GOAL
Rewrite the listing below with every "NOVO" changed to "NEW", keeping everything else the same.

## start INFORMATION GIVEN

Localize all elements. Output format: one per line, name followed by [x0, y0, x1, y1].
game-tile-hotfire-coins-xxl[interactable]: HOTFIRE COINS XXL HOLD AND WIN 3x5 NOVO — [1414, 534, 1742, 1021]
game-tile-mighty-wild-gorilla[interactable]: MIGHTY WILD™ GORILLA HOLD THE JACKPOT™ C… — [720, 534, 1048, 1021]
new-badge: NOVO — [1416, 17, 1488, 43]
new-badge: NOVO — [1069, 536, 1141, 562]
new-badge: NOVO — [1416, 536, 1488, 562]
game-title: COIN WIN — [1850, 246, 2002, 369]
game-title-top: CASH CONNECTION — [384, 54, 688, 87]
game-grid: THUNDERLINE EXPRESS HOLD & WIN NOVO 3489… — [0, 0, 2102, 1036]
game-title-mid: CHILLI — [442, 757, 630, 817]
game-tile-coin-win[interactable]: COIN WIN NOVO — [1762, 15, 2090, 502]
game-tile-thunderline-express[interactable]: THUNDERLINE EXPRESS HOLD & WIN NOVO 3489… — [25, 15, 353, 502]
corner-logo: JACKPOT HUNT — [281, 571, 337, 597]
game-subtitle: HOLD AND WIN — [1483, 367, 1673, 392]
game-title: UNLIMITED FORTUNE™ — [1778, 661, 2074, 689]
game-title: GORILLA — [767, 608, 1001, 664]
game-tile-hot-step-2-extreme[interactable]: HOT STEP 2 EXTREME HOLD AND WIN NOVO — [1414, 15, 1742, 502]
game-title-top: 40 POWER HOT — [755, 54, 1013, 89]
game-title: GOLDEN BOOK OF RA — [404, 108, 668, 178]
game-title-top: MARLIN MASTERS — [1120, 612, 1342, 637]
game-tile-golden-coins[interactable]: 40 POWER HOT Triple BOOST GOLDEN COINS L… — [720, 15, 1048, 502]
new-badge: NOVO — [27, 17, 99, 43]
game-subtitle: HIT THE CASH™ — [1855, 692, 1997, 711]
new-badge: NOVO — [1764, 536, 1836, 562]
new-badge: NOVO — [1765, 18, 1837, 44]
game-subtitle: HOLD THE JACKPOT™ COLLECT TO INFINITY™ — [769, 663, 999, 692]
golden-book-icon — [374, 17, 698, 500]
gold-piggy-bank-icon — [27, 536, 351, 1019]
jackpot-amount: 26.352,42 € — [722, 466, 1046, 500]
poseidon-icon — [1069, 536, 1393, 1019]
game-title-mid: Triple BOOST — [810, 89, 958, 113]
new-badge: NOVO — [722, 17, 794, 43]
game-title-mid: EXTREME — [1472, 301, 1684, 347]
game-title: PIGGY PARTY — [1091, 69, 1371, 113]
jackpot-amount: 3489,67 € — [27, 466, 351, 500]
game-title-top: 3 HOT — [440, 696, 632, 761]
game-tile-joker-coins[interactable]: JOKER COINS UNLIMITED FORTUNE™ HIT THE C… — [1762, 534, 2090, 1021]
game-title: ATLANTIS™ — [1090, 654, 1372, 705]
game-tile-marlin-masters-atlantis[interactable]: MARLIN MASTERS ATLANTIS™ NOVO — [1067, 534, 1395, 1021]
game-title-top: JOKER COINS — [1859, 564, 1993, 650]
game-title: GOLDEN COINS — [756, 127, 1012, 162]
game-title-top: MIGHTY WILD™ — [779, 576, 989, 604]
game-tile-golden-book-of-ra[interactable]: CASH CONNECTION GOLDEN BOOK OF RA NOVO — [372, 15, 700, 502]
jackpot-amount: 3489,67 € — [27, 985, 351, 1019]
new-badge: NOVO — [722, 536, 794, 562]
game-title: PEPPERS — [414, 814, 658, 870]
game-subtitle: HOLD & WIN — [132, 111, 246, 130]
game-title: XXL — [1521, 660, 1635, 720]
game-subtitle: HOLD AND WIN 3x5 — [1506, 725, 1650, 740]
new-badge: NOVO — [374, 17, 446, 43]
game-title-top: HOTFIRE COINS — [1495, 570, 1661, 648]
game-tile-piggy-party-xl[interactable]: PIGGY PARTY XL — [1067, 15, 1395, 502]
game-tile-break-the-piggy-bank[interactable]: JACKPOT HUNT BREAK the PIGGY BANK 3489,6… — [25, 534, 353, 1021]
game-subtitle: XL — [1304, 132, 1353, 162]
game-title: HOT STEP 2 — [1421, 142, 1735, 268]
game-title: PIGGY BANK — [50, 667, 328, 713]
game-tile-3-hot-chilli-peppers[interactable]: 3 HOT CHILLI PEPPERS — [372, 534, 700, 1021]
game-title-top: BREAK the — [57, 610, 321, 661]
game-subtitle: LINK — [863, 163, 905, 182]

## end INFORMATION GIVEN

REPLY TO THE EXERCISE
Localize all elements. Output format: one per line, name followed by [x0, y0, x1, y1].
game-tile-hotfire-coins-xxl[interactable]: HOTFIRE COINS XXL HOLD AND WIN 3x5 NEW — [1414, 534, 1742, 1021]
game-tile-mighty-wild-gorilla[interactable]: MIGHTY WILD™ GORILLA HOLD THE JACKPOT™ C… — [720, 534, 1048, 1021]
new-badge: NEW — [1416, 17, 1488, 43]
new-badge: NEW — [1069, 536, 1141, 562]
new-badge: NEW — [1416, 536, 1488, 562]
game-title: COIN WIN — [1850, 246, 2002, 369]
game-title-top: CASH CONNECTION — [384, 54, 688, 87]
game-grid: THUNDERLINE EXPRESS HOLD & WIN NEW 3489… — [0, 0, 2102, 1036]
game-title-mid: CHILLI — [442, 757, 630, 817]
game-tile-coin-win[interactable]: COIN WIN NEW — [1762, 15, 2090, 502]
game-tile-thunderline-express[interactable]: THUNDERLINE EXPRESS HOLD & WIN NEW 3489… — [25, 15, 353, 502]
corner-logo: JACKPOT HUNT — [281, 571, 337, 597]
game-subtitle: HOLD AND WIN — [1483, 367, 1673, 392]
game-title: UNLIMITED FORTUNE™ — [1778, 661, 2074, 689]
game-title: GORILLA — [767, 608, 1001, 664]
game-tile-hot-step-2-extreme[interactable]: HOT STEP 2 EXTREME HOLD AND WIN NEW — [1414, 15, 1742, 502]
game-title-top: 40 POWER HOT — [755, 54, 1013, 89]
game-title: GOLDEN BOOK OF RA — [404, 108, 668, 178]
game-title-top: MARLIN MASTERS — [1120, 612, 1342, 637]
game-tile-golden-coins[interactable]: 40 POWER HOT Triple BOOST GOLDEN COINS L… — [720, 15, 1048, 502]
new-badge: NEW — [27, 17, 99, 43]
game-subtitle: HIT THE CASH™ — [1855, 692, 1997, 711]
new-badge: NEW — [1764, 536, 1836, 562]
new-badge: NEW — [1765, 18, 1837, 44]
game-subtitle: HOLD THE JACKPOT™ COLLECT TO INFINITY™ — [769, 663, 999, 692]
golden-book-icon — [374, 17, 698, 500]
gold-piggy-bank-icon — [27, 536, 351, 1019]
jackpot-amount: 26.352,42 € — [722, 466, 1046, 500]
poseidon-icon — [1069, 536, 1393, 1019]
game-title-mid: Triple BOOST — [810, 89, 958, 113]
new-badge: NEW — [722, 17, 794, 43]
game-title-mid: EXTREME — [1472, 301, 1684, 347]
game-title: PIGGY PARTY — [1091, 69, 1371, 113]
jackpot-amount: 3489,67 € — [27, 466, 351, 500]
game-title-top: 3 HOT — [440, 696, 632, 761]
game-tile-joker-coins[interactable]: JOKER COINS UNLIMITED FORTUNE™ HIT THE C… — [1762, 534, 2090, 1021]
game-title: ATLANTIS™ — [1090, 654, 1372, 705]
game-tile-marlin-masters-atlantis[interactable]: MARLIN MASTERS ATLANTIS™ NEW — [1067, 534, 1395, 1021]
game-title-top: JOKER COINS — [1859, 564, 1993, 650]
game-title: GOLDEN COINS — [756, 127, 1012, 162]
game-title-top: MIGHTY WILD™ — [779, 576, 989, 604]
game-tile-golden-book-of-ra[interactable]: CASH CONNECTION GOLDEN BOOK OF RA NEW — [372, 15, 700, 502]
jackpot-amount: 3489,67 € — [27, 985, 351, 1019]
new-badge: NEW — [722, 536, 794, 562]
game-title: PEPPERS — [414, 814, 658, 870]
game-subtitle: HOLD & WIN — [132, 111, 246, 130]
game-title: XXL — [1521, 660, 1635, 720]
game-subtitle: HOLD AND WIN 3x5 — [1506, 725, 1650, 740]
new-badge: NEW — [374, 17, 446, 43]
game-title-top: HOTFIRE COINS — [1495, 570, 1661, 648]
game-tile-piggy-party-xl[interactable]: PIGGY PARTY XL — [1067, 15, 1395, 502]
game-tile-break-the-piggy-bank[interactable]: JACKPOT HUNT BREAK the PIGGY BANK 3489,6… — [25, 534, 353, 1021]
game-subtitle: XL — [1304, 132, 1353, 162]
game-title: HOT STEP 2 — [1421, 142, 1735, 268]
game-title: PIGGY BANK — [50, 667, 328, 713]
game-tile-3-hot-chilli-peppers[interactable]: 3 HOT CHILLI PEPPERS — [372, 534, 700, 1021]
game-title-top: BREAK the — [57, 610, 321, 661]
game-subtitle: LINK — [863, 163, 905, 182]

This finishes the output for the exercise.